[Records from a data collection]
start
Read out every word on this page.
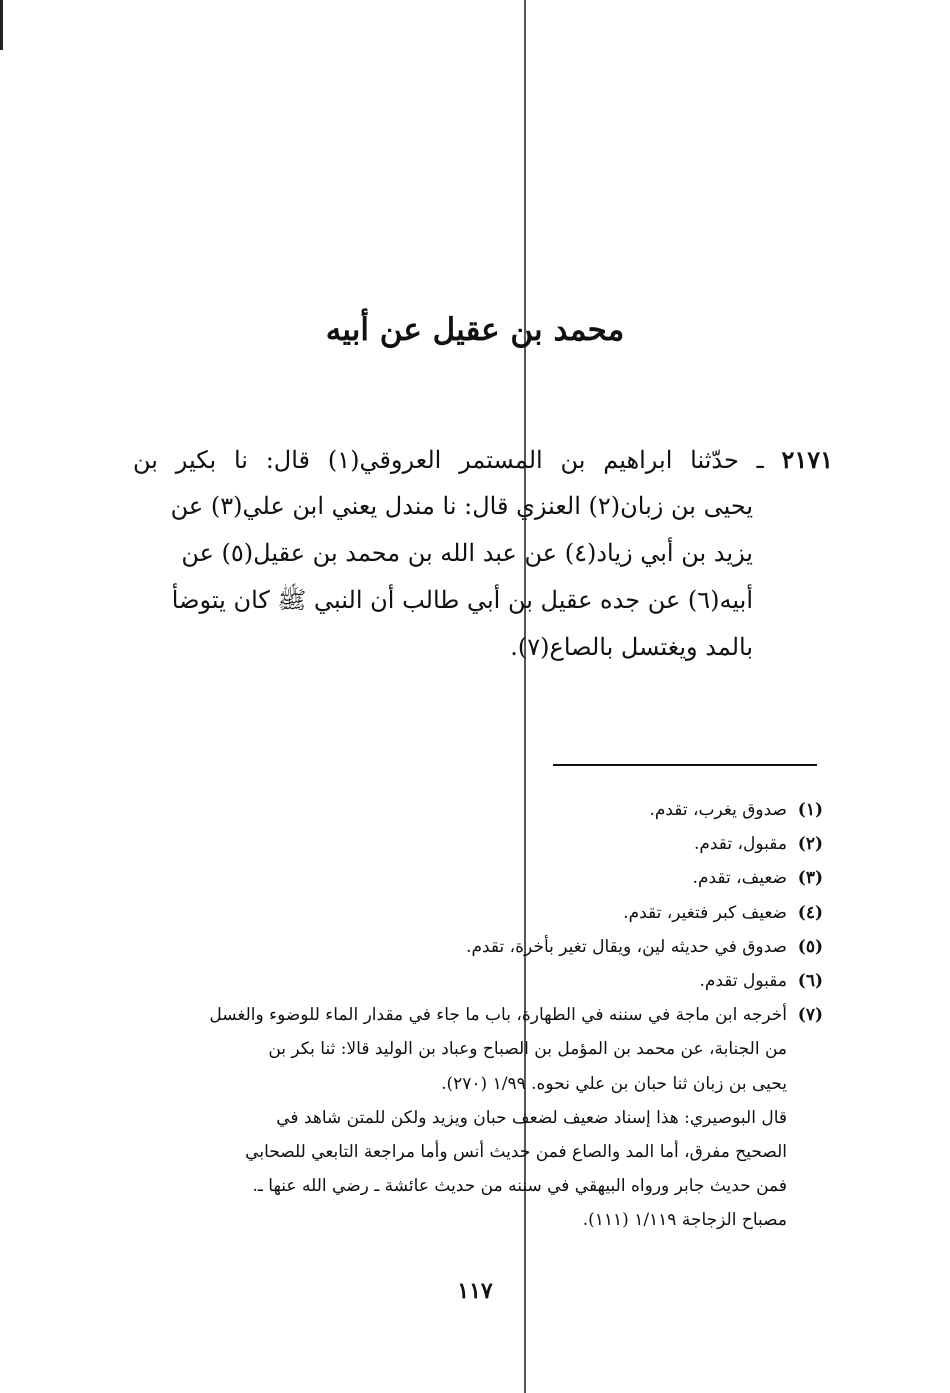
محمد بن عقيل عن أبيه
٢١٧١ ـ حدّثنا ابراهيم بن المستمر العروقي(١) قال: نا بكير بن
يحيى بن زبان(٢) العنزي قال: نا مندل يعني ابن علي(٣) عن
يزيد بن أبي زياد(٤) عن عبد الله بن محمد بن عقيل(٥) عن
أبيه(٦) عن جده عقيل بن أبي طالب أن النبي ﷺ كان يتوضأ
بالمد ويغتسل بالصاع(٧).
(١)صدوق يغرب، تقدم.
(٢)مقبول، تقدم.
(٣)ضعيف، تقدم.
(٤)ضعيف كبر فتغير، تقدم.
(٥)صدوق في حديثه لين، ويقال تغير بأخرة، تقدم.
(٦)مقبول تقدم.
(٧)أخرجه ابن ماجة في سننه في الطهارة، باب ما جاء في مقدار الماء للوضوء والغسل
من الجنابة، عن محمد بن المؤمل بن الصباح وعباد بن الوليد قالا: ثنا بكر بن
يحيى بن زبان ثنا حبان بن علي نحوه. ١/٩٩ (٢٧٠).
قال البوصيري: هذا إسناد ضعيف لضعف حبان ويزيد ولكن للمتن شاهد في
الصحيح مفرق، أما المد والصاع فمن حديث أنس وأما مراجعة التابعي للصحابي
فمن حديث جابر ورواه البيهقي في سننه من حديث عائشة ـ رضي الله عنها ـ.
مصباح الزجاجة ١/١١٩ (١١١).
١١٧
end
Aim of the exercise >> Reproduce each line exactly as it appears, omitting the pictures.

Written response >>
Read out every word on this page.
محمد بن عقيل عن أبيه
٢١٧١ ـ حدّثنا ابراهيم بن المستمر العروقي(١) قال: نا بكير بن
يحيى بن زبان(٢) العنزي قال: نا مندل يعني ابن علي(٣) عن
يزيد بن أبي زياد(٤) عن عبد الله بن محمد بن عقيل(٥) عن
أبيه(٦) عن جده عقيل بن أبي طالب أن النبي ﷺ كان يتوضأ
بالمد ويغتسل بالصاع(٧).
(١)صدوق يغرب، تقدم.
(٢)مقبول، تقدم.
(٣)ضعيف، تقدم.
(٤)ضعيف كبر فتغير، تقدم.
(٥)صدوق في حديثه لين، ويقال تغير بأخرة، تقدم.
(٦)مقبول تقدم.
(٧)أخرجه ابن ماجة في سننه في الطهارة، باب ما جاء في مقدار الماء للوضوء والغسل
من الجنابة، عن محمد بن المؤمل بن الصباح وعباد بن الوليد قالا: ثنا بكر بن
يحيى بن زبان ثنا حبان بن علي نحوه. ١/٩٩ (٢٧٠).
قال البوصيري: هذا إسناد ضعيف لضعف حبان ويزيد ولكن للمتن شاهد في
الصحيح مفرق، أما المد والصاع فمن حديث أنس وأما مراجعة التابعي للصحابي
فمن حديث جابر ورواه البيهقي في سننه من حديث عائشة ـ رضي الله عنها ـ.
مصباح الزجاجة ١/١١٩ (١١١).
١١٧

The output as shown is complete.